━━━ PASSAGE FOR REVIEW

However, the effects of different types of both colloid and crystalloid solutions have been studied in healthy volunteers, hypovolaemic states, and diseased states. Eighteen healthy volunteers received 50 ml kg−1 lactated Ringer's (LR) solution and 0.9% saline (NS) on two separate occasions.21 It was found that LR transiently decreased serum osmolality which returned to baseline 1 h later. NS did not affect serum osmolality but caused metabolic acidosis. Lobo and colleagues22 performed a double-blind, crossover study on 10 healthy male volunteers to investigate the effect of bolus of crystalloid on serum albumin. Each was given 2 litres 0.9% saline and dextrose 5% on two separate occasions in random order. With both solutions, serum albumin was decreased which was accounted for by dilution alone and indicates redistribution within fluid compartments. The decrease in albumin was prolonged >6 h with NS, but levels had returned to baseline 1 h after infusion with dextrose. Haemoglobin also decreased in proportion to the dilutional effect. The water load from the dextrose infusion was excreted 2 h post infusion, but NS had a persistent diluting effect with only 30% of both sodium and water being excreted at 6 h. Similar endpoints were assessed in a study comparing 0.9% saline with Hartmann's solution.23 Plasma expansion was shown to be more sustained with NS than Hartmann's, as estimated by dilution of haemoglobin and albumin. The NS group retained 56% of infused volume at 6 h compared with 30% for Hartmann's, based on body weight. There were no significant differences in serum potassium, sodium, urea, or total osmolality. In the NS group, bicarbonate levels were lower and all subjects were hyperchloraemic, which was sustained >6 h. These biochemical changes place the body under physiological stress to eliminate the supranormal electrolyte load and may adversely affect organ function and surgical outcome.22,24–26

Distribution of colloid

Colloid fluids contain macromolecules (usually >40 kDa) such as polysaccharides or polypeptides from either plant or animal sources and are used as plasma expanders. To prevent haemolysis, the macromolecules are suspended in an electrolyte solution which may be 0.9% sodium chloride or a more balanced solution similar to Hartmann's. Because they contain larger molecules which cannot pass the endothelium, they remain in the plasma longer than crystalloids. Unlike crystalloid solutions, colloids carry a risk of anaphylaxis, have a dose-dependent effect on coagulation and molecules may be deposited in tissues causing pruritis.27 On the other hand, there is evidence showing a beneficial effect of plasma expanders on inflammation, the microcirculation, and endothelial activation.

━━━━━━
━━━ INFORMATION SUPPLIED

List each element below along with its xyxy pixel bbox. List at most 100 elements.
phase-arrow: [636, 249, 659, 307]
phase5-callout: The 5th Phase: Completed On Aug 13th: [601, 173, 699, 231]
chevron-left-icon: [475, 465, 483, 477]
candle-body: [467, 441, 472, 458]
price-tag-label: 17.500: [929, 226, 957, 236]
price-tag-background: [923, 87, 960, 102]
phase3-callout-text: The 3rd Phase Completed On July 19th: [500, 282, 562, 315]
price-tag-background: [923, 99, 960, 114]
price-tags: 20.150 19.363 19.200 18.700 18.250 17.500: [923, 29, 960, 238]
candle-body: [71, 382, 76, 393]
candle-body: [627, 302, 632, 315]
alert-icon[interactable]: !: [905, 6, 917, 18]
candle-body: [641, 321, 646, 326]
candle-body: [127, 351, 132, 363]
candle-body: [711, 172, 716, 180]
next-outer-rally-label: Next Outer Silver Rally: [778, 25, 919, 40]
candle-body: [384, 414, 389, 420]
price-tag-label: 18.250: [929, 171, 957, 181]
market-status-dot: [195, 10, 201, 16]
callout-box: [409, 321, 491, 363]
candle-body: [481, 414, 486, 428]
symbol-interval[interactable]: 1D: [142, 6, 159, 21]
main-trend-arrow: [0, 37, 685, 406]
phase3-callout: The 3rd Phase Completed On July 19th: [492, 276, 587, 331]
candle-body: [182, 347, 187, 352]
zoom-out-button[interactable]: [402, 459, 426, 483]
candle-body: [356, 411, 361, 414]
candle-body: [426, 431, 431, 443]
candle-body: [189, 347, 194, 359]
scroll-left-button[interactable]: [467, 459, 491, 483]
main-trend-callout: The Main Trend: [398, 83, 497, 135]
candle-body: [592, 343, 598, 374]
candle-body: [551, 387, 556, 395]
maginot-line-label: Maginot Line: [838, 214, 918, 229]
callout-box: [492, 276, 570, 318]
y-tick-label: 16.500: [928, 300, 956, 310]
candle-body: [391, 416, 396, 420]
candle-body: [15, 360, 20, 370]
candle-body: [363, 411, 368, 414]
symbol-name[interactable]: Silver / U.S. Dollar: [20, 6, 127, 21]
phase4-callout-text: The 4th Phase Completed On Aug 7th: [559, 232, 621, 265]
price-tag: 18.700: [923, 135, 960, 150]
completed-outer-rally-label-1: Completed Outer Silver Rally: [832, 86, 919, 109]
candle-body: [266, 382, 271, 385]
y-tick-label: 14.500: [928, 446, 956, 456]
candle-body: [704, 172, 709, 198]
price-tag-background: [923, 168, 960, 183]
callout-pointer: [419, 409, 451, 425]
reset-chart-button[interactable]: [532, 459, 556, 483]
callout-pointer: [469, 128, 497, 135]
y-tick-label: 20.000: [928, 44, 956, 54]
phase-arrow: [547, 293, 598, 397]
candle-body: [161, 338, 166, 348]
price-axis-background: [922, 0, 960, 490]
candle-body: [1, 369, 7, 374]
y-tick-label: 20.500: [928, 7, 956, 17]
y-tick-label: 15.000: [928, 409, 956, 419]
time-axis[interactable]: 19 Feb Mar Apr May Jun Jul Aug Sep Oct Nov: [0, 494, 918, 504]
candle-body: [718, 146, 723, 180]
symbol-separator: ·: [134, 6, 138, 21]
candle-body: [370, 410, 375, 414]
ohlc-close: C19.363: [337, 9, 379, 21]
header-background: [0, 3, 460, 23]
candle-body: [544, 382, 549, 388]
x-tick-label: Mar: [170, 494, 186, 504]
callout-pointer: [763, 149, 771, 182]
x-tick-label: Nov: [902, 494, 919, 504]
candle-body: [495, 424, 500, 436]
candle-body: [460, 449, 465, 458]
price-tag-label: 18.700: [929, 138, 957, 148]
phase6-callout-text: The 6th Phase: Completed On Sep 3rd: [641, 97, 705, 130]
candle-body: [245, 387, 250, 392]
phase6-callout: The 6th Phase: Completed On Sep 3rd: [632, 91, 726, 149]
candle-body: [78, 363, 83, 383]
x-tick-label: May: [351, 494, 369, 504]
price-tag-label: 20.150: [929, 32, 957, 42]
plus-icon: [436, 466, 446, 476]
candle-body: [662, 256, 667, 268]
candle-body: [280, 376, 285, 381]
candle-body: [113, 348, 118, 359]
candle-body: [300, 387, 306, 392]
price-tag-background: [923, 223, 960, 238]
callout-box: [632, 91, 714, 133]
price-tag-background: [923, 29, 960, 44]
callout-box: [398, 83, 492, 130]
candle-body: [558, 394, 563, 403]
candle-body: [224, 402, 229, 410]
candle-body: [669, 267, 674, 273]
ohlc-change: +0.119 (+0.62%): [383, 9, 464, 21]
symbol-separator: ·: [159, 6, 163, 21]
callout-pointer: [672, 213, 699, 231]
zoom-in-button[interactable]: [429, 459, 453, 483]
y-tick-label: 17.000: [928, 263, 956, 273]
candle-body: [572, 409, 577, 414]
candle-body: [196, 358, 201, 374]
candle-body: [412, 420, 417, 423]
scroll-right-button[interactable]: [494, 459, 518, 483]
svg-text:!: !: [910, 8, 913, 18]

━━━━━━

▶ **YOUR OBJECTIVE**: Continue the passage on crystalloid and colloid fluids from the point where it stops.

▶ **ANSWER BELOW**:
Studies have shown that colloid administration is context-sensitive. Despite the large molecules in these solutions, which should confine them to the vascular compartment, volume loading with both 6% hydroxyethyl starch (HES) and albumin 5% in the normovolaemic patient resulted in 68% of the infused volume extravasating the intravascular space into the interstitium within minutes. Conversely, when 6% HES or albumin 5% was given in the context of normovolaemic haemodilution, the volume remaining in the intravascular space approached 90%.28

The effect of volume loading with 0.9% saline, 0.4% succinylated gelatine (gelofusine), and 6% hydroxyethyl starch (voluven) on blood volume and endocrine response in healthy volunteers was recently investigated.29 After completion of a 1 h infusion, 68%, 21%, and 16% of 0.9% saline, gelofusine, and voluven, respectively, had leaked from the intravascular space. Blood volume calculations were based on haematocrit dilution. There was little difference between both colloids, even though they have wide ranging average molecular weights (gelofusine 30 kDa, voluven 130 kDa). This may reflect the different handling of small and large molecules in the microvasculature.

The renin–angiotensin–aldosterone system (RAAS) is fundamental to the regulation of sodium excretion after a sodium load. All three solutions had similar effects on renin secretion, with levels of both renin and aldosterone being reduced. Brain natriuretic peptide (BNP) was also measured and showed an increase in all three groups 1 h after commencement of the infusion. This correlates with other works indicating the role of BNP and ANP in acute hypervolaemia.30 It was concluded that the excretion of the sodium and chloride load may depend on suppression of the RAAS and not on natriuretic peptides.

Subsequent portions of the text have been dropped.